INSTRUCTIONS TO FOLLOW
Across the entries below, how many lines contain the string "number"? Give only the count.

+++ EXERCISE INPUT

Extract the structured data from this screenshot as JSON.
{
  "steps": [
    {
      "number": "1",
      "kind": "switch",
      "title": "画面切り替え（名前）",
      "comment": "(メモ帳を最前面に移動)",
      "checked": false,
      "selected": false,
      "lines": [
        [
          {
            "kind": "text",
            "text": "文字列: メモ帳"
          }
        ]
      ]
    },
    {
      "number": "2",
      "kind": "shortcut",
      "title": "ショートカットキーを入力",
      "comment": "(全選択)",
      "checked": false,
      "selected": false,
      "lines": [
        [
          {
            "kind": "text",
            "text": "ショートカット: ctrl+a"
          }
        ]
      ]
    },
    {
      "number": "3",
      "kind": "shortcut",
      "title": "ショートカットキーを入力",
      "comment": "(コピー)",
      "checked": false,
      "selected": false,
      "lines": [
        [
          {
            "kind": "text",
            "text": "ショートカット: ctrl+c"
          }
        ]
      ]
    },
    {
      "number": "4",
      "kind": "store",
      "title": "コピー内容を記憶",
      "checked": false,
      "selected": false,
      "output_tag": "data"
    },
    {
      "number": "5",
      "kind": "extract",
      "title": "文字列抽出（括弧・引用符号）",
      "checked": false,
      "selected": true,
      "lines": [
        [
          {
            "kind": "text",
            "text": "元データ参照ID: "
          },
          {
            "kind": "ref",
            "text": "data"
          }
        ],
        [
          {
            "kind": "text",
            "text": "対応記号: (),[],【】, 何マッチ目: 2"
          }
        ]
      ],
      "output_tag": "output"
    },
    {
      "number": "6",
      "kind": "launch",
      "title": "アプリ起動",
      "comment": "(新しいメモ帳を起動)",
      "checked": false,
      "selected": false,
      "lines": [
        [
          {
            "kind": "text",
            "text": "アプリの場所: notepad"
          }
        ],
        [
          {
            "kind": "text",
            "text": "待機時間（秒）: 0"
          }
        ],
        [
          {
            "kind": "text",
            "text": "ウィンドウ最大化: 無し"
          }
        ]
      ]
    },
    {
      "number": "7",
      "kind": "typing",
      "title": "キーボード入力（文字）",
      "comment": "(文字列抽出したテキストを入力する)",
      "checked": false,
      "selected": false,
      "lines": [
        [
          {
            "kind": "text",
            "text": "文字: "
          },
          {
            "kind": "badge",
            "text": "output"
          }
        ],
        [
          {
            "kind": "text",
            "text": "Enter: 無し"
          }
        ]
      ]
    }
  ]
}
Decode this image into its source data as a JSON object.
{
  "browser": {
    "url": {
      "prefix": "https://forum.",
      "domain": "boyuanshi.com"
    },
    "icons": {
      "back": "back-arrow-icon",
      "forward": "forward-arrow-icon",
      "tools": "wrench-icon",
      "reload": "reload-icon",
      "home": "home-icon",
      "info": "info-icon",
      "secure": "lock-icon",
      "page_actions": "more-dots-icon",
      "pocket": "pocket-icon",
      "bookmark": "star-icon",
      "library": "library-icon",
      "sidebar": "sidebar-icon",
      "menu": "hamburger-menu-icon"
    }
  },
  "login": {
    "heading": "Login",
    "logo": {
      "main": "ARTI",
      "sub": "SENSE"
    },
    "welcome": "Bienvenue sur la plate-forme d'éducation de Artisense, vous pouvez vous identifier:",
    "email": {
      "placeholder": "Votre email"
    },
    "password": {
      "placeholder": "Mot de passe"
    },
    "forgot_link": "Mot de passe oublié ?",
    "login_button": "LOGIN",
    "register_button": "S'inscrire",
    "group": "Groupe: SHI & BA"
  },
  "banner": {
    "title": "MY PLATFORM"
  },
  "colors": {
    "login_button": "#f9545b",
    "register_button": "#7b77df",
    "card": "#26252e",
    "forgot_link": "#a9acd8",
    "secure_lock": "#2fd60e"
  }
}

++++++

SOLUTION TO THIS PROBLEM
7